-- PROBLEM DESCRIPTION --
The entries below should be transcribed in their entirety, exactly as written.

-- SUPPLIED DATA --
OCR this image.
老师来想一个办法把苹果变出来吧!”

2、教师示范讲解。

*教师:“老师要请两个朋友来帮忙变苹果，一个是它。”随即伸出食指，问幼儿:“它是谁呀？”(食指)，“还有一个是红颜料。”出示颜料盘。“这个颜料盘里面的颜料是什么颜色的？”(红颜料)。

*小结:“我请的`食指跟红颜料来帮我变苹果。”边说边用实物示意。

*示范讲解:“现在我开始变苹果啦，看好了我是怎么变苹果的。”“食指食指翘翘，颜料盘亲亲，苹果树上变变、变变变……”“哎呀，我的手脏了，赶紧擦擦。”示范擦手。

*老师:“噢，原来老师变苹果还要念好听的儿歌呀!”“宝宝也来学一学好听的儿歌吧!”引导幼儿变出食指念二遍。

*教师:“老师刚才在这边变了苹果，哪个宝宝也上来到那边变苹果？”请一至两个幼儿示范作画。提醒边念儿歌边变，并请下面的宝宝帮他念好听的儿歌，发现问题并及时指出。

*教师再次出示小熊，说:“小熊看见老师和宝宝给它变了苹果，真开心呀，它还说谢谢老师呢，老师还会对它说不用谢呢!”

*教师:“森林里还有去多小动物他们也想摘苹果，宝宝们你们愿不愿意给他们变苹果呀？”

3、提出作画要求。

-- SOLUTION FOR THIS TASK --
OCR this image.
老师来想一个办法把苹果变出来吧!”

2、教师示范讲解。

*教师:“老师要请两个朋友来帮忙变苹果，一个是它。”随即伸出食指，问幼儿:“它是谁呀？”(食指)，“还有一个是红颜料。”出示颜料盘。“这个颜料盘里面的颜料是什么颜色的？”(红颜料)。

*小结:“我请的`食指跟红颜料来帮我变苹果。”边说边用实物示意。

*示范讲解:“现在我开始变苹果啦，看好了我是怎么变苹果的。”“食指食指翘翘，颜料盘亲亲，苹果树上变变、变变变……”“哎呀，我的手脏了，赶紧擦擦。”示范擦手。

*老师:“噢，原来老师变苹果还要念好听的儿歌呀!”“宝宝也来学一学好听的儿歌吧!”引导幼儿变出食指念二遍。

*教师:“老师刚才在这边变了苹果，哪个宝宝也上来到那边变苹果？”请一至两个幼儿示范作画。提醒边念儿歌边变，并请下面的宝宝帮他念好听的儿歌，发现问题并及时指出。

*教师再次出示小熊，说:“小熊看见老师和宝宝给它变了苹果，真开心呀，它还说谢谢老师呢，老师还会对它说不用谢呢!”

*教师:“森林里还有去多小动物他们也想摘苹果，宝宝们你们愿不愿意给他们变苹果呀？”

3、提出作画要求。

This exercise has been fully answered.